[Stored data]
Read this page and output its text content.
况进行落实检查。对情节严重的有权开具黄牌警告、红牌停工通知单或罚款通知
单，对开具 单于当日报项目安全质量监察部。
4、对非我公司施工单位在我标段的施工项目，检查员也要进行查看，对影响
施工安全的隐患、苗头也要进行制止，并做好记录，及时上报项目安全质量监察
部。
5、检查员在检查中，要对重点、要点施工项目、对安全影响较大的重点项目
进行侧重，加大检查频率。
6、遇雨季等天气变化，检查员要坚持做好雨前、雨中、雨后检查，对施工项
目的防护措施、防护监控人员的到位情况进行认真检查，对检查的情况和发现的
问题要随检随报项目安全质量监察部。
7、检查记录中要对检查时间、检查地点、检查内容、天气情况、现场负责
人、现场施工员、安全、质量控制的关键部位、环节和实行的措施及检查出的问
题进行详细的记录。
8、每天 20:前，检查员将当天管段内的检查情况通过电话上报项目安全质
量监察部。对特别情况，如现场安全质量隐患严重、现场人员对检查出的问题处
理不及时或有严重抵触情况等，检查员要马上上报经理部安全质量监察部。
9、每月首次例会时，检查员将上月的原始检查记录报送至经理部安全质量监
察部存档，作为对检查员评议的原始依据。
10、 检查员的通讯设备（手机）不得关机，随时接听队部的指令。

[Exercise goal] The records above need to be transcribed in full. Keep every character unchanged.

[Output for this task]
Read this page and output its text content.
况进行落实检查。对情节严重的有权开具黄牌警告、红牌停工通知单或罚款通知
单，对开具 单于当日报项目安全质量监察部。
4、对非我公司施工单位在我标段的施工项目，检查员也要进行查看，对影响
施工安全的隐患、苗头也要进行制止，并做好记录，及时上报项目安全质量监察
部。
5、检查员在检查中，要对重点、要点施工项目、对安全影响较大的重点项目
进行侧重，加大检查频率。
6、遇雨季等天气变化，检查员要坚持做好雨前、雨中、雨后检查，对施工项
目的防护措施、防护监控人员的到位情况进行认真检查，对检查的情况和发现的
问题要随检随报项目安全质量监察部。
7、检查记录中要对检查时间、检查地点、检查内容、天气情况、现场负责
人、现场施工员、安全、质量控制的关键部位、环节和实行的措施及检查出的问
题进行详细的记录。
8、每天 20:前，检查员将当天管段内的检查情况通过电话上报项目安全质
量监察部。对特别情况，如现场安全质量隐患严重、现场人员对检查出的问题处
理不及时或有严重抵触情况等，检查员要马上上报经理部安全质量监察部。
9、每月首次例会时，检查员将上月的原始检查记录报送至经理部安全质量监
察部存档，作为对检查员评议的原始依据。
10、 检查员的通讯设备（手机）不得关机，随时接听队部的指令。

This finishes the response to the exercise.